Goal: Of the lines below, how many hold the string "請客戶自行更新密碼"? Give only the number.

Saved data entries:
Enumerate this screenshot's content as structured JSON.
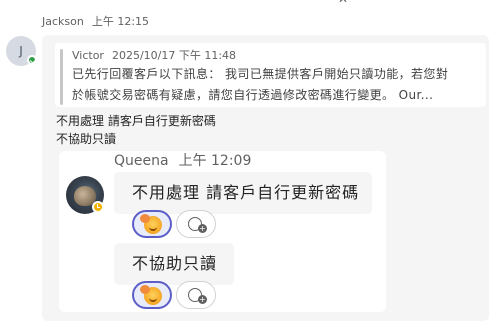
{
  "top_partial_icon": "dismiss-icon",
  "sender": {
    "name": "Jackson",
    "time": "上午 12:15",
    "avatar_initial": "J",
    "presence": "available"
  },
  "quote": {
    "author": "Victor",
    "timestamp": "2025/10/17 下午 11:48",
    "lines": [
      "已先行回覆客戶以下訊息： 我司已無提供客戶開始只讀功能，若您對",
      "於帳號交易密碼有疑慮，請您自行透過修改密碼進行變更。 Our..."
    ]
  },
  "messages": [
    "不用處理 請客戶自行更新密碼",
    "不協助只讀"
  ],
  "embedded": {
    "author": "Queena",
    "time": "上午 12:09",
    "presence": "away",
    "messages": [
      {
        "text": "不用處理 請客戶自行更新密碼",
        "reaction_icon": "laughing-emoji-icon",
        "add_reaction_icon": "add-emoji-icon"
      },
      {
        "text": "不協助只讀",
        "reaction_icon": "laughing-emoji-icon",
        "add_reaction_icon": "add-emoji-icon"
      }
    ]
  },
  "colors": {
    "accent": "#5b5fc7",
    "bubble": "#f5f5f5",
    "available": "#2f9e44",
    "away": "#f2b200"
  }
}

The completed task: 2